> What is asked
Identify the lines containing the word "Prezidenti". Copy each one.

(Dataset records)
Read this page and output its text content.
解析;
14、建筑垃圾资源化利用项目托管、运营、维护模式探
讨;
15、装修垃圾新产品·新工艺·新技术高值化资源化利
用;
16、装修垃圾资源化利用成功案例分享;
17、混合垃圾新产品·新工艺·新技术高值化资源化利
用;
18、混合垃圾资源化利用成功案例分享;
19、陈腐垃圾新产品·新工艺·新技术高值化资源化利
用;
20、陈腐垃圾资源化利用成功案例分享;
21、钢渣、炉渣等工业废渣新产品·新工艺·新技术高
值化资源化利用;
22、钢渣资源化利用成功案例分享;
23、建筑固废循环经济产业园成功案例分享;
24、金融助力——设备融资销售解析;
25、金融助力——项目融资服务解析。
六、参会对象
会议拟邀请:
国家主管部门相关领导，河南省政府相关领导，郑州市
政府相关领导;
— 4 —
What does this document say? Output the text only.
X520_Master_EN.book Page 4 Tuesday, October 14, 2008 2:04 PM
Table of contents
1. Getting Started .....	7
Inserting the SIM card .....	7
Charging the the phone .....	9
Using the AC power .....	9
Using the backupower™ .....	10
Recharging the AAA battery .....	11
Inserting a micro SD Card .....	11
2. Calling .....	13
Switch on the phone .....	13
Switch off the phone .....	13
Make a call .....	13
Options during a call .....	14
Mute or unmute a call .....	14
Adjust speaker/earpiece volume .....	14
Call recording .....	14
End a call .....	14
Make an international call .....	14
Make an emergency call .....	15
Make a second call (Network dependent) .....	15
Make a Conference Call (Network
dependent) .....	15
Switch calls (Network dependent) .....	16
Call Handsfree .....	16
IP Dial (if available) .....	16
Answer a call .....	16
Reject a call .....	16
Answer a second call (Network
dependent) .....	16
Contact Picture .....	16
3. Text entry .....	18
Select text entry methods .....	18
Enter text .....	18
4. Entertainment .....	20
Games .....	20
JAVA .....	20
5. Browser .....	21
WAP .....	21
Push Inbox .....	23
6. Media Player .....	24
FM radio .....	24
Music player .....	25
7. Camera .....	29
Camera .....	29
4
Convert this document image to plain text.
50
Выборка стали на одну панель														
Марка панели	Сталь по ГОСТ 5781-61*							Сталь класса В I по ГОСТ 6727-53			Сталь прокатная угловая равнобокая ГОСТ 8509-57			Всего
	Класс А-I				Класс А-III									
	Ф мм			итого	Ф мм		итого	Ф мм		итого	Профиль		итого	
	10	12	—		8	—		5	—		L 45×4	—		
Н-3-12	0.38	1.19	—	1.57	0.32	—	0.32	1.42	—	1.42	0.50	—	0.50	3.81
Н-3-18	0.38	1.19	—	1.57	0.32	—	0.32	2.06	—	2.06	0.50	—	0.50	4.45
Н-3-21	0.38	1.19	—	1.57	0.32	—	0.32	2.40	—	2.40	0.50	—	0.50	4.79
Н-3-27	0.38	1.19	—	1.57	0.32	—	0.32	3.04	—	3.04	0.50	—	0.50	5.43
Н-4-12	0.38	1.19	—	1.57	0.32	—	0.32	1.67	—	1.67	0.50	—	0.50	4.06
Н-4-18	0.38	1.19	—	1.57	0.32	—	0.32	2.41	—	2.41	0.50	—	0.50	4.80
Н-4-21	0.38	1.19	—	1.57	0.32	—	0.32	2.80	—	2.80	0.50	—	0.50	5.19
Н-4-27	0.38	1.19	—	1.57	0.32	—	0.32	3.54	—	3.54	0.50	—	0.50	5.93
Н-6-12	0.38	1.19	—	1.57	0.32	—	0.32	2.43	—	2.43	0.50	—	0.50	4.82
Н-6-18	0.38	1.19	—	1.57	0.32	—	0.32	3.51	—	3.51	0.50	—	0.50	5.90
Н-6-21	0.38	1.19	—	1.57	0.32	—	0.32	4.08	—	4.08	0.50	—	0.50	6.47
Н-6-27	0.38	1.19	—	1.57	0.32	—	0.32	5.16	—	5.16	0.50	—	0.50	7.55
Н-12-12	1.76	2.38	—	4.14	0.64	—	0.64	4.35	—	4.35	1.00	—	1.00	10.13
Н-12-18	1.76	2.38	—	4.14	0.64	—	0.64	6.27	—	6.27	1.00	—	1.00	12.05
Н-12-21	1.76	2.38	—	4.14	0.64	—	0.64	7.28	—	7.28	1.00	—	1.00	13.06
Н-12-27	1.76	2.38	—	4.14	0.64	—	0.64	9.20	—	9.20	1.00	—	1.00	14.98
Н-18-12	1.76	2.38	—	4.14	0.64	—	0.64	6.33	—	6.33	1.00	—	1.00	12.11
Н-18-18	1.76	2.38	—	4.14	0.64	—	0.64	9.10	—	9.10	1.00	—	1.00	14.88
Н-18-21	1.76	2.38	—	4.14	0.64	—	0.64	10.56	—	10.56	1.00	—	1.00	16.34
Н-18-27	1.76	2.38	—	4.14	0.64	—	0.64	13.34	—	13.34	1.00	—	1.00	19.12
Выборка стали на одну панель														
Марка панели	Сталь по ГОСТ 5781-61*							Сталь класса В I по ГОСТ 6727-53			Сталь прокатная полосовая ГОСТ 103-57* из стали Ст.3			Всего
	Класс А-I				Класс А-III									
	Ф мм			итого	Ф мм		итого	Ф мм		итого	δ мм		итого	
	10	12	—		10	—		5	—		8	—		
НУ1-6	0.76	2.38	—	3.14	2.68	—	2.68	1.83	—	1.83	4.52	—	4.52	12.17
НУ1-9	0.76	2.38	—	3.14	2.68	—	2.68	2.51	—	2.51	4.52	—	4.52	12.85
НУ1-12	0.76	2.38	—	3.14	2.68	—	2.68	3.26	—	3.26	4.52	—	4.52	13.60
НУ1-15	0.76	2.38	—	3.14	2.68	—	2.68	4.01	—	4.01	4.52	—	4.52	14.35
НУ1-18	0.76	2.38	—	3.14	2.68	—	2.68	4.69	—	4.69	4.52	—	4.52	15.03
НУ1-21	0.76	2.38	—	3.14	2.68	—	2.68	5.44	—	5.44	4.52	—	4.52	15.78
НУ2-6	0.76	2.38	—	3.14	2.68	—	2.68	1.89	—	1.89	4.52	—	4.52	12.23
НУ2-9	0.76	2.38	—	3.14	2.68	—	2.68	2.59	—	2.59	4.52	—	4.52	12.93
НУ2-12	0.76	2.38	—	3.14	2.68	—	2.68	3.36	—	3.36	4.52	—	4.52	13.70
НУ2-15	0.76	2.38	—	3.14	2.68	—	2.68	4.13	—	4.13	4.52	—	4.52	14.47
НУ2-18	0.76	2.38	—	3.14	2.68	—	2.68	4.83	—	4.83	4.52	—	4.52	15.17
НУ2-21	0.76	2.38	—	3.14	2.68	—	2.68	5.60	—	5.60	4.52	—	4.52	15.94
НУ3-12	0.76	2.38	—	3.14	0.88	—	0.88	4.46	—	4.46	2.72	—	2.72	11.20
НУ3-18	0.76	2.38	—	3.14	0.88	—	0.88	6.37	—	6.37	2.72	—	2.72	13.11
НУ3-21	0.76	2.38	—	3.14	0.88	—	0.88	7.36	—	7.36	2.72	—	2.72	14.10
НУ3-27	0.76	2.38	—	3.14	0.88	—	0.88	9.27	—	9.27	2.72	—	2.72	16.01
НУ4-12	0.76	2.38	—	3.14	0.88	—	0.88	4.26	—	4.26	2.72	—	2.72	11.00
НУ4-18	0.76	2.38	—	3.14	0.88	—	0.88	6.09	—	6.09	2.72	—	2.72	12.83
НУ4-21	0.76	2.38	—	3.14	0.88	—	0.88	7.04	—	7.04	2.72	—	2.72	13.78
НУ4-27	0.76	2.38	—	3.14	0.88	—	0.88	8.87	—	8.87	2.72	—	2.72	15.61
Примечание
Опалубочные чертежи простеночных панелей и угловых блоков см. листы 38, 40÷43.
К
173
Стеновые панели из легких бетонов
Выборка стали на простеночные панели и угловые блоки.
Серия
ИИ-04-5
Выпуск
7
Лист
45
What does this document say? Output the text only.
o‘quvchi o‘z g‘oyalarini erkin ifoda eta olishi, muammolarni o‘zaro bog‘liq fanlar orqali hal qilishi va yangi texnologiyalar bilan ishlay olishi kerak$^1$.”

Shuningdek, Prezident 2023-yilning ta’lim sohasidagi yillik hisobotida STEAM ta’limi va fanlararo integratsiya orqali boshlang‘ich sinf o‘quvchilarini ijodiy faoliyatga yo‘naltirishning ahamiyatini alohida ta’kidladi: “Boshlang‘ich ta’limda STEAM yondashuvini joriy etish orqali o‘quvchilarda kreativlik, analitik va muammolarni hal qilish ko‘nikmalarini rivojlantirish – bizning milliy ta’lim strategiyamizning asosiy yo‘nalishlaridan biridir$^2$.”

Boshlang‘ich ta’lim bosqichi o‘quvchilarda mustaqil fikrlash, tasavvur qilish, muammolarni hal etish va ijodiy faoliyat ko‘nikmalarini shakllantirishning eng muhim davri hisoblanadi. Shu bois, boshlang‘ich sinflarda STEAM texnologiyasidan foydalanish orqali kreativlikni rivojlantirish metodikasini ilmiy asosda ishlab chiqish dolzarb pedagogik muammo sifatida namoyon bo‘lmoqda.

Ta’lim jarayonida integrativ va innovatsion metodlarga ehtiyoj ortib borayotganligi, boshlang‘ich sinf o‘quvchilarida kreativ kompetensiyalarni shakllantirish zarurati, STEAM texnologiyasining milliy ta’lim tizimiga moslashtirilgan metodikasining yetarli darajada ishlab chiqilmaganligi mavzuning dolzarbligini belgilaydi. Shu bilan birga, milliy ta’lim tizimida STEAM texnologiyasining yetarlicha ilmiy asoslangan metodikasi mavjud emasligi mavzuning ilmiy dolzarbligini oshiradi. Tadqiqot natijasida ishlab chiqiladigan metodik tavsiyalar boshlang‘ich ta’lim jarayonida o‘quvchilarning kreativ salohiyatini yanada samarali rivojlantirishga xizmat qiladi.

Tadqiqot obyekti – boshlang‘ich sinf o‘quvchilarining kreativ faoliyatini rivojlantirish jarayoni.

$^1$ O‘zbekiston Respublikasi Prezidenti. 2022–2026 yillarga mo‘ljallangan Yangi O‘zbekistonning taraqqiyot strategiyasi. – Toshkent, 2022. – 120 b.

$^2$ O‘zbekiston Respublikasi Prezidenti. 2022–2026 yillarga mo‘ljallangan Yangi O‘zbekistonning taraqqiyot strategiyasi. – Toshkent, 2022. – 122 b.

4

> Result for this exercise
$^1$ O‘zbekiston Respublikasi Prezidenti. 2022–2026 yillarga mo‘ljallangan Yangi O‘zbekistonning taraqqiyot strategiyasi. – Toshkent, 2022. – 120 b.
$^2$ O‘zbekiston Respublikasi Prezidenti. 2022–2026 yillarga mo‘ljallangan Yangi O‘zbekistonning taraqqiyot strategiyasi. – Toshkent, 2022. – 122 b.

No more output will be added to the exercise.